>> start
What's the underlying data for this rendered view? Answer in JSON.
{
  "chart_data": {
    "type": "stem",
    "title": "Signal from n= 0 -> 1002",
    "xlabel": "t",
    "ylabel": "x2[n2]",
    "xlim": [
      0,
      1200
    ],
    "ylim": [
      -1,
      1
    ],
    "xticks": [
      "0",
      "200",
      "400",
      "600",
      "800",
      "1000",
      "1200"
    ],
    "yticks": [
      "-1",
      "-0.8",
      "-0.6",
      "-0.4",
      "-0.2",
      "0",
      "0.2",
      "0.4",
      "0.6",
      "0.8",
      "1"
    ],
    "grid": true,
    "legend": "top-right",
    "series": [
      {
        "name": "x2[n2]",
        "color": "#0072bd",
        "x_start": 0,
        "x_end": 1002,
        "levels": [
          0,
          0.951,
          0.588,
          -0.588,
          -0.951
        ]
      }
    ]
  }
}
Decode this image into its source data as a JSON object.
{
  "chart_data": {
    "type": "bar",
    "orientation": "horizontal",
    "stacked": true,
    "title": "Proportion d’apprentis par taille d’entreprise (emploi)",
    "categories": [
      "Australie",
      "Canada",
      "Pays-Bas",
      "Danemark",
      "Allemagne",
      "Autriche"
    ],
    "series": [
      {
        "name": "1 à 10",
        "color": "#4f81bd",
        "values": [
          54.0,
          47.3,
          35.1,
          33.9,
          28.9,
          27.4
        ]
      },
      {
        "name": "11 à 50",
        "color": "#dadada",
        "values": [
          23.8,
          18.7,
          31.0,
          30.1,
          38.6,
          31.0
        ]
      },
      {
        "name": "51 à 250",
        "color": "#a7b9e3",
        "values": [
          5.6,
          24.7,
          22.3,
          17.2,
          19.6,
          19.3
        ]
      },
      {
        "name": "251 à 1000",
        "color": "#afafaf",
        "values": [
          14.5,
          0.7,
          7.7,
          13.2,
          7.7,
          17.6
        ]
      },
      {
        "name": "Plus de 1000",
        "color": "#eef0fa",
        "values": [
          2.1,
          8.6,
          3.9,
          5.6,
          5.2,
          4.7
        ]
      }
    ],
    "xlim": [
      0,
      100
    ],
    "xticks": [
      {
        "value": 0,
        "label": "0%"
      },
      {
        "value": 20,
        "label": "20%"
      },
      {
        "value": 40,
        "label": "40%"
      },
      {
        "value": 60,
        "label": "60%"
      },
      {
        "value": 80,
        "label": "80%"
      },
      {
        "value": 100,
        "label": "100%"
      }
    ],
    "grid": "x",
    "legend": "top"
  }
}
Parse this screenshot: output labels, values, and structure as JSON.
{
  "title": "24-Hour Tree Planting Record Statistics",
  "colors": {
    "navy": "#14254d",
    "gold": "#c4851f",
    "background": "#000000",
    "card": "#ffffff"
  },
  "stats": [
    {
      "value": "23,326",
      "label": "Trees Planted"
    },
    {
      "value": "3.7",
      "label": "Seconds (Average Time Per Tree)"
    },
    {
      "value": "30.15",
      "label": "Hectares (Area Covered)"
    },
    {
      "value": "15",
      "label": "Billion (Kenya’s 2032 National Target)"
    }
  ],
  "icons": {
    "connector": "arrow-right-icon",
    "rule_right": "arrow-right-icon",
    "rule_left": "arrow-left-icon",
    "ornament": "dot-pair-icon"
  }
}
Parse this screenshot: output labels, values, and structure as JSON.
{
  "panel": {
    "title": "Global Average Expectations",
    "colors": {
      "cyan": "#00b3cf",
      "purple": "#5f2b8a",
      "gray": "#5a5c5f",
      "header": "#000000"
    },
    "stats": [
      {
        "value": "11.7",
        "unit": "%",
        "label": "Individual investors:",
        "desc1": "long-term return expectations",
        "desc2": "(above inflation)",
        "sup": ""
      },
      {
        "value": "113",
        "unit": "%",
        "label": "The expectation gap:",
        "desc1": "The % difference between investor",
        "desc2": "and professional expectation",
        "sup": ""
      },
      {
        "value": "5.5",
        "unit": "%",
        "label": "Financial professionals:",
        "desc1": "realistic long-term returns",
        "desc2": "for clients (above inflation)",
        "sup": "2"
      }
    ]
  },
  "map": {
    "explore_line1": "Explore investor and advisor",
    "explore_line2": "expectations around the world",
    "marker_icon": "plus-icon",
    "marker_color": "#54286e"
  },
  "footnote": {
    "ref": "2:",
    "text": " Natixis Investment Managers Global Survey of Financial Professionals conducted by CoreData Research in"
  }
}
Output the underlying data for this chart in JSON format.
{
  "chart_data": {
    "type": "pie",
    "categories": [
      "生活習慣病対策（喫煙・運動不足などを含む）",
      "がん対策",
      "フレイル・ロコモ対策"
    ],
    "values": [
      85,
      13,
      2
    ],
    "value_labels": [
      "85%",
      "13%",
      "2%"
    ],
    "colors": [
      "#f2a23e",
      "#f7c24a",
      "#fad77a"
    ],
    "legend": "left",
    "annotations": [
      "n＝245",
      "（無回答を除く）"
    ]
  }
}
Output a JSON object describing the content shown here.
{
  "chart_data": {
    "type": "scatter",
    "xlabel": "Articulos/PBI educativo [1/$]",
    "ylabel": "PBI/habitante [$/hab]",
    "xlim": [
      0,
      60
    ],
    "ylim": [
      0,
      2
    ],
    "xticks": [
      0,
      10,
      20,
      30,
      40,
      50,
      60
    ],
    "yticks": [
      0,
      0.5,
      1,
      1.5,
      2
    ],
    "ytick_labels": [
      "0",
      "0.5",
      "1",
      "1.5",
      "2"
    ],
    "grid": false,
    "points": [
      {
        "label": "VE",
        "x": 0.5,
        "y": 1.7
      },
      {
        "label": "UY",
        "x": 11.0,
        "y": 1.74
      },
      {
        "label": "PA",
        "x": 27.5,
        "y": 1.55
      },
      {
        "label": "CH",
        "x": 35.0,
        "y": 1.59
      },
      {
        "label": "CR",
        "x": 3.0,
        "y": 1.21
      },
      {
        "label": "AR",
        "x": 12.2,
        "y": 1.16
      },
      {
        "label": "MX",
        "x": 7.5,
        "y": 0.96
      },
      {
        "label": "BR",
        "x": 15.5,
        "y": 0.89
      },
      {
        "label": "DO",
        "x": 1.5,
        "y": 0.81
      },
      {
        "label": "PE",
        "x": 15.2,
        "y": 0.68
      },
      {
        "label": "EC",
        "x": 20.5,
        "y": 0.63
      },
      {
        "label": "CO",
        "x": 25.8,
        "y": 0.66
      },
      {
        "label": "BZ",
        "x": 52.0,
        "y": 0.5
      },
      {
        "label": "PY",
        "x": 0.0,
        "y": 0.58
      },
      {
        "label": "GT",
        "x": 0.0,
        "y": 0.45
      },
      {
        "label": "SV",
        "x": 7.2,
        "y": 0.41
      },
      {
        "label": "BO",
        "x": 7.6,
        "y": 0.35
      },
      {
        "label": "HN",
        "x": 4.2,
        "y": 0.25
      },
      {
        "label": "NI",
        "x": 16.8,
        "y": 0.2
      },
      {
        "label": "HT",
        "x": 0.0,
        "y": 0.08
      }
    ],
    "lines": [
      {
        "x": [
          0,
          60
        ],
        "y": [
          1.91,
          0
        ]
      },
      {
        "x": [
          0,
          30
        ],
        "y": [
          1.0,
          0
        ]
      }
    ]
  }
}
>> end
Write the material out again word for word.

> **RESPONSE BELOW**
What's the underlying data for this rendered view? Answer in JSON.
{
  "chart_data": {
    "type": "stem",
    "title": "Signal from n= 0 -> 1002",
    "xlabel": "t",
    "ylabel": "x2[n2]",
    "xlim": [
      0,
      1200
    ],
    "ylim": [
      -1,
      1
    ],
    "xticks": [
      "0",
      "200",
      "400",
      "600",
      "800",
      "1000",
      "1200"
    ],
    "yticks": [
      "-1",
      "-0.8",
      "-0.6",
      "-0.4",
      "-0.2",
      "0",
      "0.2",
      "0.4",
      "0.6",
      "0.8",
      "1"
    ],
    "grid": true,
    "legend": "top-right",
    "series": [
      {
        "name": "x2[n2]",
        "color": "#0072bd",
        "x_start": 0,
        "x_end": 1002,
        "levels": [
          0,
          0.951,
          0.588,
          -0.588,
          -0.951
        ]
      }
    ]
  }
}
Decode this image into its source data as a JSON object.
{
  "chart_data": {
    "type": "bar",
    "orientation": "horizontal",
    "stacked": true,
    "title": "Proportion d’apprentis par taille d’entreprise (emploi)",
    "categories": [
      "Australie",
      "Canada",
      "Pays-Bas",
      "Danemark",
      "Allemagne",
      "Autriche"
    ],
    "series": [
      {
        "name": "1 à 10",
        "color": "#4f81bd",
        "values": [
          54.0,
          47.3,
          35.1,
          33.9,
          28.9,
          27.4
        ]
      },
      {
        "name": "11 à 50",
        "color": "#dadada",
        "values": [
          23.8,
          18.7,
          31.0,
          30.1,
          38.6,
          31.0
        ]
      },
      {
        "name": "51 à 250",
        "color": "#a7b9e3",
        "values": [
          5.6,
          24.7,
          22.3,
          17.2,
          19.6,
          19.3
        ]
      },
      {
        "name": "251 à 1000",
        "color": "#afafaf",
        "values": [
          14.5,
          0.7,
          7.7,
          13.2,
          7.7,
          17.6
        ]
      },
      {
        "name": "Plus de 1000",
        "color": "#eef0fa",
        "values": [
          2.1,
          8.6,
          3.9,
          5.6,
          5.2,
          4.7
        ]
      }
    ],
    "xlim": [
      0,
      100
    ],
    "xticks": [
      {
        "value": 0,
        "label": "0%"
      },
      {
        "value": 20,
        "label": "20%"
      },
      {
        "value": 40,
        "label": "40%"
      },
      {
        "value": 60,
        "label": "60%"
      },
      {
        "value": 80,
        "label": "80%"
      },
      {
        "value": 100,
        "label": "100%"
      }
    ],
    "grid": "x",
    "legend": "top"
  }
}
Parse this screenshot: output labels, values, and structure as JSON.
{
  "title": "24-Hour Tree Planting Record Statistics",
  "colors": {
    "navy": "#14254d",
    "gold": "#c4851f",
    "background": "#000000",
    "card": "#ffffff"
  },
  "stats": [
    {
      "value": "23,326",
      "label": "Trees Planted"
    },
    {
      "value": "3.7",
      "label": "Seconds (Average Time Per Tree)"
    },
    {
      "value": "30.15",
      "label": "Hectares (Area Covered)"
    },
    {
      "value": "15",
      "label": "Billion (Kenya’s 2032 National Target)"
    }
  ],
  "icons": {
    "connector": "arrow-right-icon",
    "rule_right": "arrow-right-icon",
    "rule_left": "arrow-left-icon",
    "ornament": "dot-pair-icon"
  }
}
Parse this screenshot: output labels, values, and structure as JSON.
{
  "panel": {
    "title": "Global Average Expectations",
    "colors": {
      "cyan": "#00b3cf",
      "purple": "#5f2b8a",
      "gray": "#5a5c5f",
      "header": "#000000"
    },
    "stats": [
      {
        "value": "11.7",
        "unit": "%",
        "label": "Individual investors:",
        "desc1": "long-term return expectations",
        "desc2": "(above inflation)",
        "sup": ""
      },
      {
        "value": "113",
        "unit": "%",
        "label": "The expectation gap:",
        "desc1": "The % difference between investor",
        "desc2": "and professional expectation",
        "sup": ""
      },
      {
        "value": "5.5",
        "unit": "%",
        "label": "Financial professionals:",
        "desc1": "realistic long-term returns",
        "desc2": "for clients (above inflation)",
        "sup": "2"
      }
    ]
  },
  "map": {
    "explore_line1": "Explore investor and advisor",
    "explore_line2": "expectations around the world",
    "marker_icon": "plus-icon",
    "marker_color": "#54286e"
  },
  "footnote": {
    "ref": "2:",
    "text": " Natixis Investment Managers Global Survey of Financial Professionals conducted by CoreData Research in"
  }
}
Output the underlying data for this chart in JSON format.
{
  "chart_data": {
    "type": "pie",
    "categories": [
      "生活習慣病対策（喫煙・運動不足などを含む）",
      "がん対策",
      "フレイル・ロコモ対策"
    ],
    "values": [
      85,
      13,
      2
    ],
    "value_labels": [
      "85%",
      "13%",
      "2%"
    ],
    "colors": [
      "#f2a23e",
      "#f7c24a",
      "#fad77a"
    ],
    "legend": "left",
    "annotations": [
      "n＝245",
      "（無回答を除く）"
    ]
  }
}
Output a JSON object describing the content shown here.
{
  "chart_data": {
    "type": "scatter",
    "xlabel": "Articulos/PBI educativo [1/$]",
    "ylabel": "PBI/habitante [$/hab]",
    "xlim": [
      0,
      60
    ],
    "ylim": [
      0,
      2
    ],
    "xticks": [
      0,
      10,
      20,
      30,
      40,
      50,
      60
    ],
    "yticks": [
      0,
      0.5,
      1,
      1.5,
      2
    ],
    "ytick_labels": [
      "0",
      "0.5",
      "1",
      "1.5",
      "2"
    ],
    "grid": false,
    "points": [
      {
        "label": "VE",
        "x": 0.5,
        "y": 1.7
      },
      {
        "label": "UY",
        "x": 11.0,
        "y": 1.74
      },
      {
        "label": "PA",
        "x": 27.5,
        "y": 1.55
      },
      {
        "label": "CH",
        "x": 35.0,
        "y": 1.59
      },
      {
        "label": "CR",
        "x": 3.0,
        "y": 1.21
      },
      {
        "label": "AR",
        "x": 12.2,
        "y": 1.16
      },
      {
        "label": "MX",
        "x": 7.5,
        "y": 0.96
      },
      {
        "label": "BR",
        "x": 15.5,
        "y": 0.89
      },
      {
        "label": "DO",
        "x": 1.5,
        "y": 0.81
      },
      {
        "label": "PE",
        "x": 15.2,
        "y": 0.68
      },
      {
        "label": "EC",
        "x": 20.5,
        "y": 0.63
      },
      {
        "label": "CO",
        "x": 25.8,
        "y": 0.66
      },
      {
        "label": "BZ",
        "x": 52.0,
        "y": 0.5
      },
      {
        "label": "PY",
        "x": 0.0,
        "y": 0.58
      },
      {
        "label": "GT",
        "x": 0.0,
        "y": 0.45
      },
      {
        "label": "SV",
        "x": 7.2,
        "y": 0.41
      },
      {
        "label": "BO",
        "x": 7.6,
        "y": 0.35
      },
      {
        "label": "HN",
        "x": 4.2,
        "y": 0.25
      },
      {
        "label": "NI",
        "x": 16.8,
        "y": 0.2
      },
      {
        "label": "HT",
        "x": 0.0,
        "y": 0.08
      }
    ],
    "lines": [
      {
        "x": [
          0,
          60
        ],
        "y": [
          1.91,
          0
        ]
      },
      {
        "x": [
          0,
          30
        ],
        "y": [
          1.0,
          0
        ]
      }
    ]
  }
}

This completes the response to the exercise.